— Start Document passage —

Heartbroken over Adobe



Adobe Spark by is one among dozens (hundreds?) of DIY design software options. The novice-friendly design software market started years ago with basic logo makers. It has evolved to include all kinds of design products on multiple platforms. These developers are responding to a need. Spark is well-designed software. You modify one of the dozens of pre-made templates to create flyers, brochures or social media content, It is intuitive, slick and powerful. Dozens of other software options do similar things, Canva, for example, is very popular and very similar. Spark may or may not do it better. It is iterative, not revolutionary. The compelling thing to me is who made it. I have questions. I am going to ask and answer as many as I can.

Does this category of software serve an audience that was and will always be underserved by professional design?

Professional design services have not always been used by everyone. Some businesses and individuals that could benefit from professional graphic design have not had access. Some people couldn’t afford them, some didn’t care to, some are unaware of the value. The gap has been filled with DIY, cheap solutions or nothing at all. As a whole, the design field has not to responded to this need and now software developers are. Some creative business models exist that provide services for underserved clients (that are not crowdsourcing), including, pay-what-you-can, pay-what-you-want, web-based freelancing platforms, and volunteer services among others. But, yes. The answer is yes.

Does this software only appeal to that underserved audience?

No, and this the rub is. If not today, then tomorrow, a version of this software will be competent enough to fill the needs for people who would have paid for professional design services. The interesting bit is Adobe playing both sides of the fence. It is understandable at a strategic level but feels hinky as a graphic designer paying Adobe to support what feels like an atempt to subvert your livelihood.

How is DIY design with these advanced tools different from vernacular design?

The answer is in the question. It is more mainstream, more polished more controlled, less vernacular. There has always been an obvious visual distinction between “professional” design and “hand-made” design. This software offers boilerplate solutions with little room for handmade charm or user agency. The results are intended to look professional and innately share a sameness. The ambitious can “hack” the tools, but by design the workfow itself stifles creativity.

How is DIY design different from what a customer might get from crowdsourcing or amateur designers?

The outcomes are similar. These solutions share the same weaknesses. Design outcomes that are generic. Designs that do not respond to the client’s specific context. Designs that are not adaptable or part of a larger system. This feels like it’s going to be a lot of questions, some of these answers are going to be short.

How do you create tools that support basic design standards and principles?

Should the software have built-in guard rails? Tool-tips or pop-ups that warn you of design sins? “Oops it looks your using too many different typefaces!” Whose principles and standards should be applied? I don’t know. It opens the question should creating tools also be teaching tools? YouTube and its ilk solve this issue to some extent as a third party, but it is still an interesting topic. The next question helps inform this answer:

Should you create such tools?

How are they useful? Do these kinds of interventions help the user better understand good design principles or are they just an obstacle? Should creating better design while informing users be a goal of DIY software? The answer will probably evolve from profit. What value is added by training user to recognize and create “better” designs and become “better” designers?



Do these tools change what people understand to be good design and how it is practiced?

I can’t see how using this software would not influence the users understanding of design practice and appropriate solutions. Especially given its source. Adobe makes professional software. Even if users understand that this isn’t exactly how design is practiced it must be an issue of degrees not magnitude.

— End Document passage —

## Task list
a) From the essay on Adobe's DIY design software, reproduce word for word the part that opens with the words containing "Adobe Spark by" and closes with "by professional design?".
b) Render this sentence from the essay on Adobe's DIY design software in Spanish: "There has always been an obvious visual distinction between “professional” design and “hand-made” design."

— Start Entries supplied —

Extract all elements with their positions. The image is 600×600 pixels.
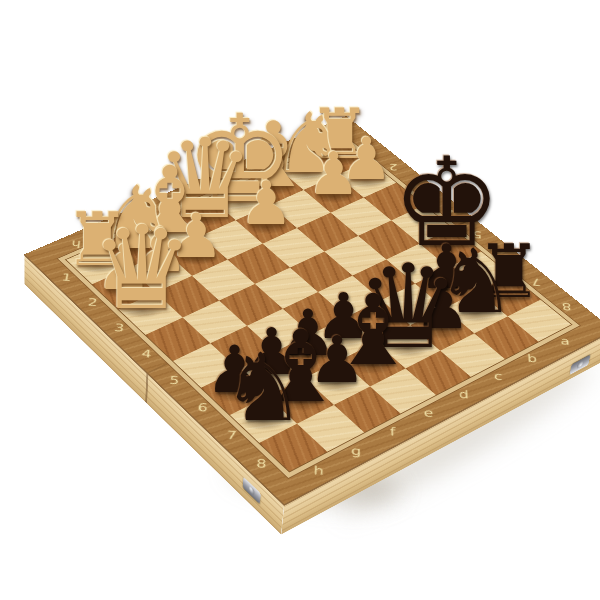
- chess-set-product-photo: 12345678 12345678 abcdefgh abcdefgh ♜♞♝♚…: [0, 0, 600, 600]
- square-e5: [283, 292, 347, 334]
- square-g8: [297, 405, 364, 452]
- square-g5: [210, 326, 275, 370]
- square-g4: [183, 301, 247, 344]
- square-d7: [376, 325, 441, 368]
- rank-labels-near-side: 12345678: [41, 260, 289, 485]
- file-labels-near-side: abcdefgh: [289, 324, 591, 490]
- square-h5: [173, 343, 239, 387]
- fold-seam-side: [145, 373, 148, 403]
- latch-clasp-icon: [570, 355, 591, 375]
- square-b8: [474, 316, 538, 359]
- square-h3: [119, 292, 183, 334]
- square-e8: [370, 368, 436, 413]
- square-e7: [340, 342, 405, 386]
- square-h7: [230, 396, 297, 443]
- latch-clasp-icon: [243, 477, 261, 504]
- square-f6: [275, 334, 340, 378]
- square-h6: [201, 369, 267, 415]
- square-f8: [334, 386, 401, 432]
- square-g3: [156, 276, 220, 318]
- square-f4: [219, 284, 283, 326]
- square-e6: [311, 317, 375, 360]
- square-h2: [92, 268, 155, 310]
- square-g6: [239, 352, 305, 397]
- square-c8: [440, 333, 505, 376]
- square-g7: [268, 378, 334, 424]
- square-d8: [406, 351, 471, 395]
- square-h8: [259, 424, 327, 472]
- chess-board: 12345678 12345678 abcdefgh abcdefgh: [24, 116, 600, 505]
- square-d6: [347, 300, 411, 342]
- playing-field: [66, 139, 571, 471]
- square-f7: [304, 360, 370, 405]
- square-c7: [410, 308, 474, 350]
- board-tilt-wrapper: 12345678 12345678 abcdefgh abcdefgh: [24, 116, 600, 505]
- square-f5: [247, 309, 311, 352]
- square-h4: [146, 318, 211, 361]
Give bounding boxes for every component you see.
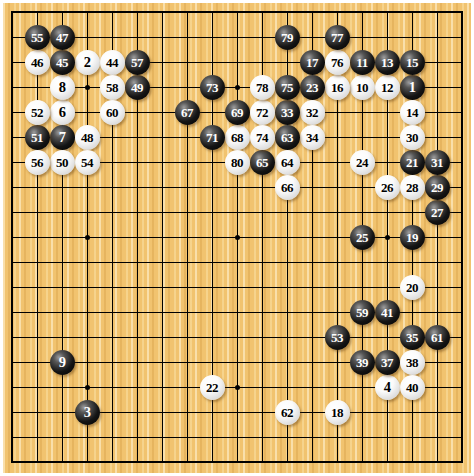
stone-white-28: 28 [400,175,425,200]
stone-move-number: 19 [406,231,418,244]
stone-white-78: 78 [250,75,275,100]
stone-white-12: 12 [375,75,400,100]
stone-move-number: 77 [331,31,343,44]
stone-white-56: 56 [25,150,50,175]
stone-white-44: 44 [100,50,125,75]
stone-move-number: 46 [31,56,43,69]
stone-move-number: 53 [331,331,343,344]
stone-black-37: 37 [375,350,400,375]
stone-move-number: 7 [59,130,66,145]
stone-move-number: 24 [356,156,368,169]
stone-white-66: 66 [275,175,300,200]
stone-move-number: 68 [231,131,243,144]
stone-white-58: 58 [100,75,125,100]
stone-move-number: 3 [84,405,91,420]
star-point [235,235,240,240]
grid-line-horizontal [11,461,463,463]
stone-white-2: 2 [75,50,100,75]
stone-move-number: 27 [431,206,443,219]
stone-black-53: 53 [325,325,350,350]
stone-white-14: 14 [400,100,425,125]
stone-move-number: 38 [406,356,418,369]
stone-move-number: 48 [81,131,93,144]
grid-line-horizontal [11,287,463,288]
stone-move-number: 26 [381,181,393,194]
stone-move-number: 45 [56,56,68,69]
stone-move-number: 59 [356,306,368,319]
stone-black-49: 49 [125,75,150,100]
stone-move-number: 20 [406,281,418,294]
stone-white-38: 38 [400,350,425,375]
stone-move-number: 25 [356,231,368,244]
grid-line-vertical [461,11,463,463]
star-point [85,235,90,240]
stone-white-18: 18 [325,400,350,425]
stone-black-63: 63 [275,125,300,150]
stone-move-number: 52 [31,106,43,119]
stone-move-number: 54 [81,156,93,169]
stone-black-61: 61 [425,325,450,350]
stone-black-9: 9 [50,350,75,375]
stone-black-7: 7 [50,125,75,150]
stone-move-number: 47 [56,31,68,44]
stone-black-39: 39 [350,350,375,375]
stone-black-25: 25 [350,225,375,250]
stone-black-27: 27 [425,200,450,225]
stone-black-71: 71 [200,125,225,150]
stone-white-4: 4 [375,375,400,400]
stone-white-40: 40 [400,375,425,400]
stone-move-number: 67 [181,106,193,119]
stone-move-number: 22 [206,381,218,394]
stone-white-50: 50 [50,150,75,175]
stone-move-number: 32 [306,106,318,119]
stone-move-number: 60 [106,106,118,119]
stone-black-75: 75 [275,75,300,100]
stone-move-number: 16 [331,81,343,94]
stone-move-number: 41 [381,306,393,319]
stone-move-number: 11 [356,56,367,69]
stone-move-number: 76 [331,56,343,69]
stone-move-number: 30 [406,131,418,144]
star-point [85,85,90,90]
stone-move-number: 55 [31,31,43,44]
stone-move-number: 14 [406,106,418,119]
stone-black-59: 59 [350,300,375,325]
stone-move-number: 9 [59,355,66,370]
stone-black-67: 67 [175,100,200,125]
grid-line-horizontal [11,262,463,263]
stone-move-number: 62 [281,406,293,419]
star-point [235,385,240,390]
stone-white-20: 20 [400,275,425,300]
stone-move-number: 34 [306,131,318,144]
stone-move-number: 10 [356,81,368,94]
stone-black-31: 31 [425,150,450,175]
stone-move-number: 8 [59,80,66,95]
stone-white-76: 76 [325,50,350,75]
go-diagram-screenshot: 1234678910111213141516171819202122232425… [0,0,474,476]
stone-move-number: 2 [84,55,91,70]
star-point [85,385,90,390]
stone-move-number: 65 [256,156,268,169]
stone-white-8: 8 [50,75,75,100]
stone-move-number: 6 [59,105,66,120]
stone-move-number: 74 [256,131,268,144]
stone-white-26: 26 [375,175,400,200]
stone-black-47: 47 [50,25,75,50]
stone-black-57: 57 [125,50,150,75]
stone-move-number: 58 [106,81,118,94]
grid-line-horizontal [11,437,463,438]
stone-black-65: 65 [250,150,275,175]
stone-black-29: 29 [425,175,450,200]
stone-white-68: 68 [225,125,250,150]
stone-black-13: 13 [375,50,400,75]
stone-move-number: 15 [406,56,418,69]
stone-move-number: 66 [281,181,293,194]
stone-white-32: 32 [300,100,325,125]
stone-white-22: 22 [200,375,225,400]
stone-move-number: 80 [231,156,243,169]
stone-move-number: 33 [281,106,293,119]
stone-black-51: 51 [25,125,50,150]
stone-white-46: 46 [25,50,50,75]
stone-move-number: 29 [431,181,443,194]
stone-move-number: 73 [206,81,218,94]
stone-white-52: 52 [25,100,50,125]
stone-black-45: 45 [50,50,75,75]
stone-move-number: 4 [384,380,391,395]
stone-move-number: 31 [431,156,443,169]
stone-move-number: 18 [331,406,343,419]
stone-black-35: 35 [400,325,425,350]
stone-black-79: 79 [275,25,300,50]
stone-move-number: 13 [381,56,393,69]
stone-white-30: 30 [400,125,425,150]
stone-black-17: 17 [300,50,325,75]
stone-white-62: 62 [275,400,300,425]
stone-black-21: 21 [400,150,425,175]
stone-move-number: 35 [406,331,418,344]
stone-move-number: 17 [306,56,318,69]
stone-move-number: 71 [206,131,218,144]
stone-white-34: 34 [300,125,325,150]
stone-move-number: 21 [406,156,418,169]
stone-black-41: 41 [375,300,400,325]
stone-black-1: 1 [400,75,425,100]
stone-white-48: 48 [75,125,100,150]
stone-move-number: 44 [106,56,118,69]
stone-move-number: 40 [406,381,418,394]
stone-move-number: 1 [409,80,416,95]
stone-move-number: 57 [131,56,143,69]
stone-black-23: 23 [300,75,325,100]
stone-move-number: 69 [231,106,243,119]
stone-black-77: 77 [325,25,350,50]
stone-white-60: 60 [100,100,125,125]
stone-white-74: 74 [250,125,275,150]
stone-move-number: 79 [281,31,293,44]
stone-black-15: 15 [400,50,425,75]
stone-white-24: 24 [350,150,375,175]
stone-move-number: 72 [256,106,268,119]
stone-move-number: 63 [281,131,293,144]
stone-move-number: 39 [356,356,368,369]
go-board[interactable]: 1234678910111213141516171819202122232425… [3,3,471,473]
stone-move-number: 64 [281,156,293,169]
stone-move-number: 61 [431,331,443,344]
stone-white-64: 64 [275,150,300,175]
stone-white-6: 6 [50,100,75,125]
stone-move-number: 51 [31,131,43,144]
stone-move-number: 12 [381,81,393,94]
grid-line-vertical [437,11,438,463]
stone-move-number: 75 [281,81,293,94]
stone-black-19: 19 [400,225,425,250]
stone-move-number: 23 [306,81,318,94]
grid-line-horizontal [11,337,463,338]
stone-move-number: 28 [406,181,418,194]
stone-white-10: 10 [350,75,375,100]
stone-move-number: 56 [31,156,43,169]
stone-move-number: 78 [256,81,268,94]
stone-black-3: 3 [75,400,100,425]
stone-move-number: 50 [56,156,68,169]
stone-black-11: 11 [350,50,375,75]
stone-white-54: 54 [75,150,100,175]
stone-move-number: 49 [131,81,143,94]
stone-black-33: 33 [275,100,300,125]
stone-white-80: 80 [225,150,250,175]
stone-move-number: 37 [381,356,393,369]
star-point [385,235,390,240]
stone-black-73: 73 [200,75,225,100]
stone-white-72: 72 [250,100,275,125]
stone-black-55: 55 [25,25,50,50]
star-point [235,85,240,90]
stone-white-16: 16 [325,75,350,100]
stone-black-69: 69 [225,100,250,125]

— End Entries supplied —

## Responses to the exercise
a)
Adobe Spark by is one among dozens (hundreds?) of DIY design software options. The novice-friendly design software market started years ago with basic logo makers. It has evolved to include all kinds of design products on multiple platforms. These developers are responding to a need. Spark is well-designed software. You modify one of the dozens of pre-made templates to create flyers, brochures or social media content, It is intuitive, slick and powerful. Dozens of other software options do similar things, Canva, for example, is very popular and very similar. Spark may or may not do it better. It is iterative, not revolutionary. The compelling thing to me is who made it. I have questions. I am going to ask and answer as many as I can.

Does this category of software serve an audience that was and will always be underserved by professional design?

b) Siempre ha existido una distinción visual evidente entre el diseño “profesional” y el diseño “hecho a mano”.